* **PROBLEM DETAILS**
The entries below are to be transcribed in full, without their images.

(Extracted data entries)
..........
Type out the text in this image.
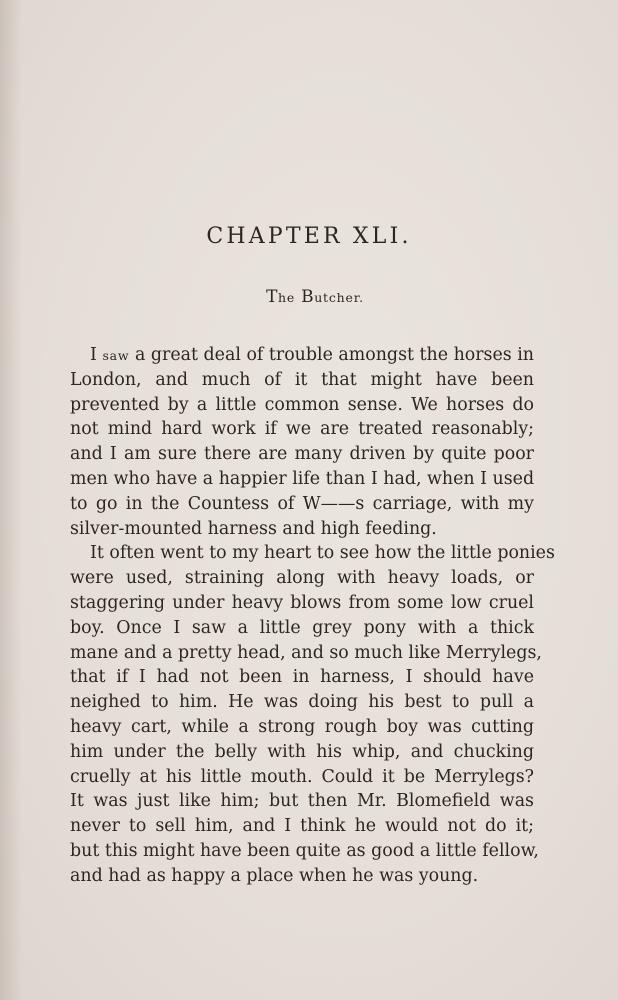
CHAPTER XLI.
The Butcher.
I saw a great deal of trouble amongst the horses in
London, and much of it that might have been
prevented by a little common sense. We horses do
not mind hard work if we are treated reasonably;
and I am sure there are many driven by quite poor
men who have a happier life than I had, when I used
to go in the Countess of W——s carriage, with my
silver-mounted harness and high feeding.
It often went to my heart to see how the little ponies
were used, straining along with heavy loads, or
staggering under heavy blows from some low cruel
boy. Once I saw a little grey pony with a thick
mane and a pretty head, and so much like Merrylegs,
that if I had not been in harness, I should have
neighed to him. He was doing his best to pull a
heavy cart, while a strong rough boy was cutting
him under the belly with his whip, and chucking
cruelly at his little mouth. Could it be Merrylegs?
It was just like him; but then Mr. Blomefield was
never to sell him, and I think he would not do it;
but this might have been quite as good a little fellow,
and had as happy a place when he was young.
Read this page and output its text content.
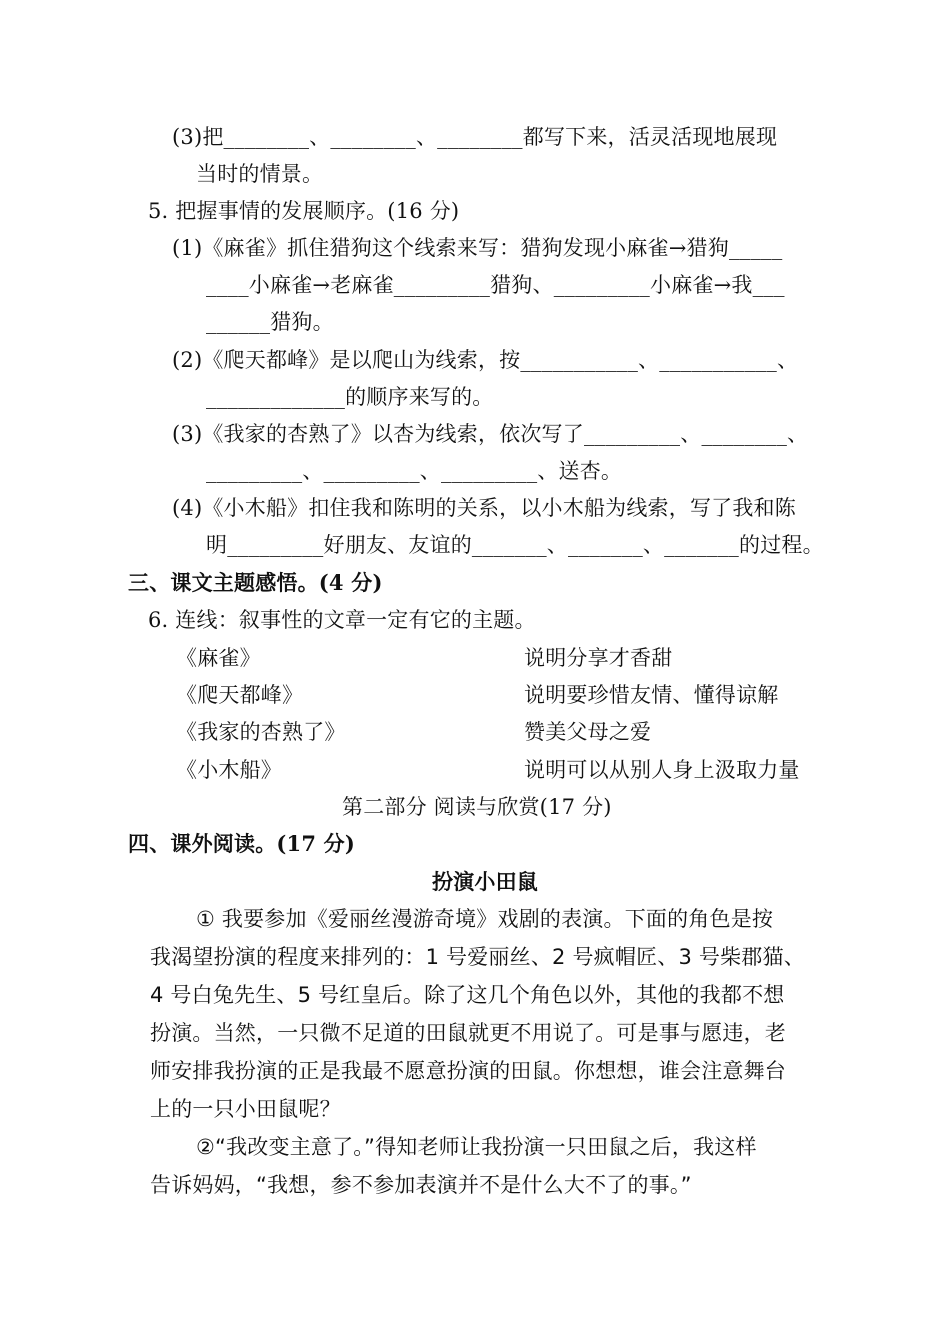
(3)把________、________、________都写下来，活灵活现地展现
当时的情景。
5. 把握事情的发展顺序。(16 分)
(1)《麻雀》抓住猎狗这个线索来写：猎狗发现小麻雀→猎狗_____
____小麻雀→老麻雀_________猎狗、_________小麻雀→我___
______猎狗。
(2)《爬天都峰》是以爬山为线索，按___________、___________、
_____________的顺序来写的。
(3)《我家的杏熟了》以杏为线索，依次写了_________、________、
_________、_________、_________、送杏。
(4)《小木船》扣住我和陈明的关系，以小木船为线索，写了我和陈
明_________好朋友、友谊的_______、_______、_______的过程。
三、课文主题感悟。(4 分)
6. 连线：叙事性的文章一定有它的主题。
《麻雀》
《爬天都峰》
《我家的杏熟了》
《小木船》
说明分享才香甜
说明要珍惜友情、懂得谅解
赞美父母之爱
说明可以从别人身上汲取力量
第二部分 阅读与欣赏(17 分)
四、课外阅读。(17 分)
扮演小田鼠
① 我要参加《爱丽丝漫游奇境》戏剧的表演。下面的角色是按
我渴望扮演的程度来排列的：1 号爱丽丝、2 号疯帽匠、3 号柴郡猫、
4 号白兔先生、5 号红皇后。除了这几个角色以外，其他的我都不想
扮演。当然，一只微不足道的田鼠就更不用说了。可是事与愿违，老
师安排我扮演的正是我最不愿意扮演的田鼠。你想想，谁会注意舞台
上的一只小田鼠呢？
②“我改变主意了。”得知老师让我扮演一只田鼠之后，我这样
告诉妈妈，“我想，参不参加表演并不是什么大不了的事。”
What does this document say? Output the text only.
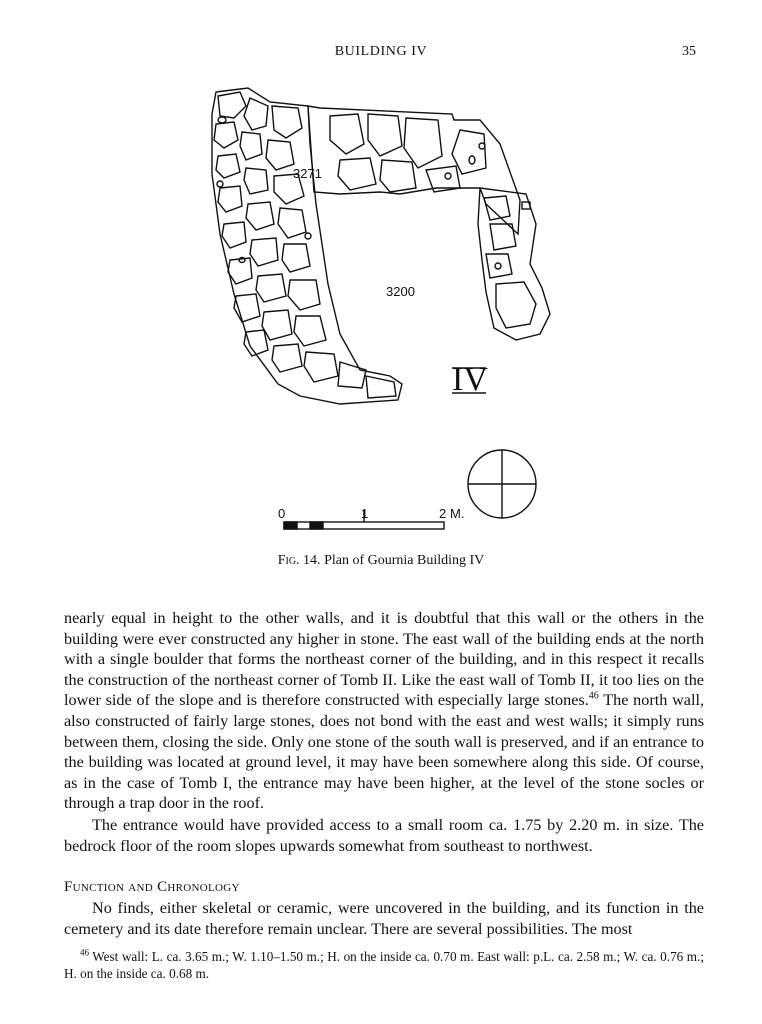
BUILDING IV	35
3271
3200
IV
0	1	2 M.
Fig. 14. Plan of Gournia Building IV
nearly equal in height to the other walls, and it is doubtful that this wall or the others in the building were ever constructed any higher in stone. The east wall of the building ends at the north with a single boulder that forms the northeast corner of the building, and in this respect it recalls the construction of the northeast corner of Tomb II. Like the east wall of Tomb II, it too lies on the lower side of the slope and is therefore constructed with especially large stones.$^{46}$ The north wall, also constructed of fairly large stones, does not bond with the east and west walls; it simply runs between them, closing the side. Only one stone of the south wall is preserved, and if an entrance to the building was located at ground level, it may have been somewhere along this side. Of course, as in the case of Tomb I, the entrance may have been higher, at the level of the stone socles or through a trap door in the roof.
The entrance would have provided access to a small room ca. 1.75 by 2.20 m. in size. The bedrock floor of the room slopes upwards somewhat from southeast to northwest.
Function and Chronology
No finds, either skeletal or ceramic, were uncovered in the building, and its function in the cemetery and its date therefore remain unclear. There are several possibilities. The most
$^{46}$ West wall: L. ca. 3.65 m.; W. 1.10–1.50 m.; H. on the inside ca. 0.70 m. East wall: p.L. ca. 2.58 m.; W. ca. 0.76 m.; H. on the inside ca. 0.68 m.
..........
* **THE REPLY**
Type out the text in this image.
CHAPTER XLI.
The Butcher.
I saw a great deal of trouble amongst the horses in
London, and much of it that might have been
prevented by a little common sense. We horses do
not mind hard work if we are treated reasonably;
and I am sure there are many driven by quite poor
men who have a happier life than I had, when I used
to go in the Countess of W——s carriage, with my
silver-mounted harness and high feeding.
It often went to my heart to see how the little ponies
were used, straining along with heavy loads, or
staggering under heavy blows from some low cruel
boy. Once I saw a little grey pony with a thick
mane and a pretty head, and so much like Merrylegs,
that if I had not been in harness, I should have
neighed to him. He was doing his best to pull a
heavy cart, while a strong rough boy was cutting
him under the belly with his whip, and chucking
cruelly at his little mouth. Could it be Merrylegs?
It was just like him; but then Mr. Blomefield was
never to sell him, and I think he would not do it;
but this might have been quite as good a little fellow,
and had as happy a place when he was young.
Read this page and output its text content.
(3)把________、________、________都写下来，活灵活现地展现
当时的情景。
5. 把握事情的发展顺序。(16 分)
(1)《麻雀》抓住猎狗这个线索来写：猎狗发现小麻雀→猎狗_____
____小麻雀→老麻雀_________猎狗、_________小麻雀→我___
______猎狗。
(2)《爬天都峰》是以爬山为线索，按___________、___________、
_____________的顺序来写的。
(3)《我家的杏熟了》以杏为线索，依次写了_________、________、
_________、_________、_________、送杏。
(4)《小木船》扣住我和陈明的关系，以小木船为线索，写了我和陈
明_________好朋友、友谊的_______、_______、_______的过程。
三、课文主题感悟。(4 分)
6. 连线：叙事性的文章一定有它的主题。
《麻雀》
《爬天都峰》
《我家的杏熟了》
《小木船》
说明分享才香甜
说明要珍惜友情、懂得谅解
赞美父母之爱
说明可以从别人身上汲取力量
第二部分 阅读与欣赏(17 分)
四、课外阅读。(17 分)
扮演小田鼠
① 我要参加《爱丽丝漫游奇境》戏剧的表演。下面的角色是按
我渴望扮演的程度来排列的：1 号爱丽丝、2 号疯帽匠、3 号柴郡猫、
4 号白兔先生、5 号红皇后。除了这几个角色以外，其他的我都不想
扮演。当然，一只微不足道的田鼠就更不用说了。可是事与愿违，老
师安排我扮演的正是我最不愿意扮演的田鼠。你想想，谁会注意舞台
上的一只小田鼠呢？
②“我改变主意了。”得知老师让我扮演一只田鼠之后，我这样
告诉妈妈，“我想，参不参加表演并不是什么大不了的事。”
What does this document say? Output the text only.
BUILDING IV	35
3271
3200
IV
0	1	2 M.
Fig. 14. Plan of Gournia Building IV
nearly equal in height to the other walls, and it is doubtful that this wall or the others in the building were ever constructed any higher in stone. The east wall of the building ends at the north with a single boulder that forms the northeast corner of the building, and in this respect it recalls the construction of the northeast corner of Tomb II. Like the east wall of Tomb II, it too lies on the lower side of the slope and is therefore constructed with especially large stones.$^{46}$ The north wall, also constructed of fairly large stones, does not bond with the east and west walls; it simply runs between them, closing the side. Only one stone of the south wall is preserved, and if an entrance to the building was located at ground level, it may have been somewhere along this side. Of course, as in the case of Tomb I, the entrance may have been higher, at the level of the stone socles or through a trap door in the roof.
The entrance would have provided access to a small room ca. 1.75 by 2.20 m. in size. The bedrock floor of the room slopes upwards somewhat from southeast to northwest.
Function and Chronology
No finds, either skeletal or ceramic, were uncovered in the building, and its function in the cemetery and its date therefore remain unclear. There are several possibilities. The most
$^{46}$ West wall: L. ca. 3.65 m.; W. 1.10–1.50 m.; H. on the inside ca. 0.70 m. East wall: p.L. ca. 2.58 m.; W. ca. 0.76 m.; H. on the inside ca. 0.68 m.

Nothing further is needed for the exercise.